----- Record set

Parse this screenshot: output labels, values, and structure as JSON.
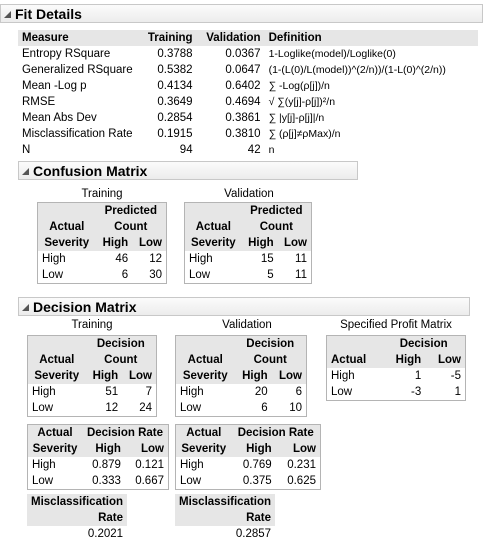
{
  "fit_details": {
    "title": "Fit Details",
    "columns": [
      "Measure",
      "Training",
      "Validation",
      "Definition"
    ],
    "rows": [
      [
        "Entropy RSquare",
        "0.3788",
        "0.0367",
        "1-Loglike(model)/Loglike(0)"
      ],
      [
        "Generalized RSquare",
        "0.5382",
        "0.0647",
        "(1-(L(0)/L(model))^(2/n))/(1-L(0)^(2/n))"
      ],
      [
        "Mean -Log p",
        "0.4134",
        "0.6402",
        "∑ -Log(ρ[j])/n"
      ],
      [
        "RMSE",
        "0.3649",
        "0.4694",
        "√ ∑(y[j]-ρ[j])²/n"
      ],
      [
        "Mean Abs Dev",
        "0.2854",
        "0.3861",
        "∑ |y[j]-ρ[j]|/n"
      ],
      [
        "Misclassification Rate",
        "0.1915",
        "0.3810",
        "∑ (ρ[j]≠ρMax)/n"
      ],
      [
        "N",
        "94",
        "42",
        "n"
      ]
    ]
  },
  "confusion_matrix": {
    "title": "Confusion Matrix",
    "training": {
      "label": "Training",
      "header": [
        "Predicted",
        "Actual",
        "Count",
        "Severity",
        "High",
        "Low"
      ],
      "rows": [
        [
          "High",
          "46",
          "12"
        ],
        [
          "Low",
          "6",
          "30"
        ]
      ]
    },
    "validation": {
      "label": "Validation",
      "header": [
        "Predicted",
        "Actual",
        "Count",
        "Severity",
        "High",
        "Low"
      ],
      "rows": [
        [
          "High",
          "15",
          "11"
        ],
        [
          "Low",
          "5",
          "11"
        ]
      ]
    }
  },
  "decision_matrix": {
    "title": "Decision Matrix",
    "training": {
      "label": "Training",
      "count_table": {
        "header": [
          "Decision",
          "Actual",
          "Count",
          "Severity",
          "High",
          "Low"
        ],
        "rows": [
          [
            "High",
            "51",
            "7"
          ],
          [
            "Low",
            "12",
            "24"
          ]
        ]
      },
      "rate_table": {
        "header": [
          "Actual",
          "Decision Rate",
          "Severity",
          "High",
          "Low"
        ],
        "rows": [
          [
            "High",
            "0.879",
            "0.121"
          ],
          [
            "Low",
            "0.333",
            "0.667"
          ]
        ]
      },
      "misclassification": {
        "label": "Misclassification Rate",
        "value": "0.2021"
      }
    },
    "validation": {
      "label": "Validation",
      "count_table": {
        "header": [
          "Decision",
          "Actual",
          "Count",
          "Severity",
          "High",
          "Low"
        ],
        "rows": [
          [
            "High",
            "20",
            "6"
          ],
          [
            "Low",
            "6",
            "10"
          ]
        ]
      },
      "rate_table": {
        "header": [
          "Actual",
          "Decision Rate",
          "Severity",
          "High",
          "Low"
        ],
        "rows": [
          [
            "High",
            "0.769",
            "0.231"
          ],
          [
            "Low",
            "0.375",
            "0.625"
          ]
        ]
      },
      "misclassification": {
        "label": "Misclassification Rate",
        "value": "0.2857"
      }
    },
    "profit_matrix": {
      "label": "Specified Profit Matrix",
      "header": [
        "Decision",
        "Actual",
        "High",
        "Low"
      ],
      "rows": [
        [
          "High",
          "1",
          "-5"
        ],
        [
          "Low",
          "-3",
          "1"
        ]
      ]
    }
  }
}
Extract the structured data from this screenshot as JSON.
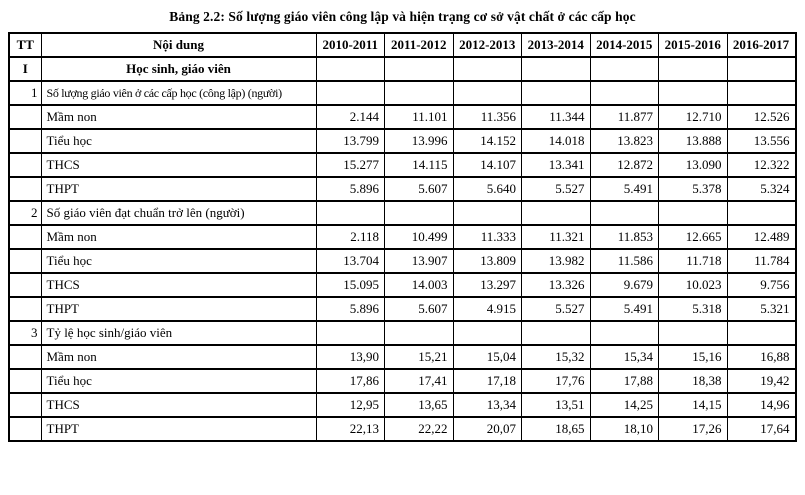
{
  "caption": "Bảng 2.2: Số lượng giáo viên công lập và hiện trạng cơ sở vật chất ở các cấp học",
  "headers": [
    "TT",
    "Nội dung",
    "2010-2011",
    "2011-2012",
    "2012-2013",
    "2013-2014",
    "2014-2015",
    "2015-2016",
    "2016-2017"
  ],
  "rows": [
    {
      "tt": "I",
      "label": "Học sinh, giáo viên",
      "values": [
        "",
        "",
        "",
        "",
        "",
        "",
        ""
      ]
    },
    {
      "tt": "1",
      "label": "Số lượng giáo viên ở các cấp học (công lập) (người)",
      "values": [
        "",
        "",
        "",
        "",
        "",
        "",
        ""
      ]
    },
    {
      "tt": "",
      "label": "Mầm non",
      "values": [
        "2.144",
        "11.101",
        "11.356",
        "11.344",
        "11.877",
        "12.710",
        "12.526"
      ]
    },
    {
      "tt": "",
      "label": "Tiểu học",
      "values": [
        "13.799",
        "13.996",
        "14.152",
        "14.018",
        "13.823",
        "13.888",
        "13.556"
      ]
    },
    {
      "tt": "",
      "label": "THCS",
      "values": [
        "15.277",
        "14.115",
        "14.107",
        "13.341",
        "12.872",
        "13.090",
        "12.322"
      ]
    },
    {
      "tt": "",
      "label": "THPT",
      "values": [
        "5.896",
        "5.607",
        "5.640",
        "5.527",
        "5.491",
        "5.378",
        "5.324"
      ]
    },
    {
      "tt": "2",
      "label": "Số giáo viên đạt chuẩn trở lên (người)",
      "values": [
        "",
        "",
        "",
        "",
        "",
        "",
        ""
      ]
    },
    {
      "tt": "",
      "label": "Mầm non",
      "values": [
        "2.118",
        "10.499",
        "11.333",
        "11.321",
        "11.853",
        "12.665",
        "12.489"
      ]
    },
    {
      "tt": "",
      "label": "Tiểu học",
      "values": [
        "13.704",
        "13.907",
        "13.809",
        "13.982",
        "11.586",
        "11.718",
        "11.784"
      ]
    },
    {
      "tt": "",
      "label": "THCS",
      "values": [
        "15.095",
        "14.003",
        "13.297",
        "13.326",
        "9.679",
        "10.023",
        "9.756"
      ]
    },
    {
      "tt": "",
      "label": "THPT",
      "values": [
        "5.896",
        "5.607",
        "4.915",
        "5.527",
        "5.491",
        "5.318",
        "5.321"
      ]
    },
    {
      "tt": "3",
      "label": "Tỷ lệ học sinh/giáo viên",
      "values": [
        "",
        "",
        "",
        "",
        "",
        "",
        ""
      ]
    },
    {
      "tt": "",
      "label": "Mầm non",
      "values": [
        "13,90",
        "15,21",
        "15,04",
        "15,32",
        "15,34",
        "15,16",
        "16,88"
      ]
    },
    {
      "tt": "",
      "label": "Tiểu học",
      "values": [
        "17,86",
        "17,41",
        "17,18",
        "17,76",
        "17,88",
        "18,38",
        "19,42"
      ]
    },
    {
      "tt": "",
      "label": "THCS",
      "values": [
        "12,95",
        "13,65",
        "13,34",
        "13,51",
        "14,25",
        "14,15",
        "14,96"
      ]
    },
    {
      "tt": "",
      "label": "THPT",
      "values": [
        "22,13",
        "22,22",
        "20,07",
        "18,65",
        "18,10",
        "17,26",
        "17,64"
      ]
    }
  ]
}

----------

**Given request:** Check each line in the listing above for the string "JSON", then report how many lines contain it, with no other text.

**Answer to this task:** 2